◆ **Exercise directions**:
Below are the records; copy each line in them that holds the word "JSON".

◆ **Dataset entries**:
--- begin ---

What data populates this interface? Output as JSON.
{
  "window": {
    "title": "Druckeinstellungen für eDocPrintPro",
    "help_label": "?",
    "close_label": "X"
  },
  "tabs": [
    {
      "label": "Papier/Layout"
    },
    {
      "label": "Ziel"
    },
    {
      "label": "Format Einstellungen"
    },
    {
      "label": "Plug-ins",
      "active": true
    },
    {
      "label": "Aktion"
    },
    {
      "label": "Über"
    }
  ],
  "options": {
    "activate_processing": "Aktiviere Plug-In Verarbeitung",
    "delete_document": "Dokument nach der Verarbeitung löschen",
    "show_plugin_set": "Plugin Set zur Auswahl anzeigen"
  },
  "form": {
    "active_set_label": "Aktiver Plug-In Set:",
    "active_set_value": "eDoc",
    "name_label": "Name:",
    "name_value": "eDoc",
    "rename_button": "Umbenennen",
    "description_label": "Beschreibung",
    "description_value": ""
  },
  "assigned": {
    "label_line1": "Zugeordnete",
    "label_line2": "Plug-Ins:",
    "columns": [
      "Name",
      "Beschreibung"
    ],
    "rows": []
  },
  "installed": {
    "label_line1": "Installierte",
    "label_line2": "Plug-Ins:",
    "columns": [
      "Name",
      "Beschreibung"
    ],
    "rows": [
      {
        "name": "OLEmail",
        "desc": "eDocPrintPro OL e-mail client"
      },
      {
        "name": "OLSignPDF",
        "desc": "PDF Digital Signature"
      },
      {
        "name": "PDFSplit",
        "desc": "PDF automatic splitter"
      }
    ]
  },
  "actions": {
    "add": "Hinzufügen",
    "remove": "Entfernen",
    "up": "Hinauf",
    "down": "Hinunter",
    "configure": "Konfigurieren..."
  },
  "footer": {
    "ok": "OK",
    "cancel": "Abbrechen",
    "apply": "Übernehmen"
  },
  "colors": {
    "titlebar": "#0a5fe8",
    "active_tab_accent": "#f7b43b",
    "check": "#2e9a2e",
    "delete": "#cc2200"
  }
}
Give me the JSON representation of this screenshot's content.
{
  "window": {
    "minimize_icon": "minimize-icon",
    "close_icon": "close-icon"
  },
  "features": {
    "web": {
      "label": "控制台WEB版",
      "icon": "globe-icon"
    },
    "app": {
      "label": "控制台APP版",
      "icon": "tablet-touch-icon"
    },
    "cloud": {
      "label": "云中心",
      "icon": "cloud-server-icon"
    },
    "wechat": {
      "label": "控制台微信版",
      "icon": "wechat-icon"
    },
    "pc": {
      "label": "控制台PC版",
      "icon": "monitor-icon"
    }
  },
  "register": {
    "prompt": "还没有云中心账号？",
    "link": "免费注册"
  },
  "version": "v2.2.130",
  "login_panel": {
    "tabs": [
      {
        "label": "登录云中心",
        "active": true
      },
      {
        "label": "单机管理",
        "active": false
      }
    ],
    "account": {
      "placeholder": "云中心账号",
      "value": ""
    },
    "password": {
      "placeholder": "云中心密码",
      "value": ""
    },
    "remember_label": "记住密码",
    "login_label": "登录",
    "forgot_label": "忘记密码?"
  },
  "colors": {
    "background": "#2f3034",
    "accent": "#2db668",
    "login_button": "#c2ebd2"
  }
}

--- end ---

◆ **Result of this task**:
What data populates this interface? Output as JSON.
Give me the JSON representation of this screenshot's content.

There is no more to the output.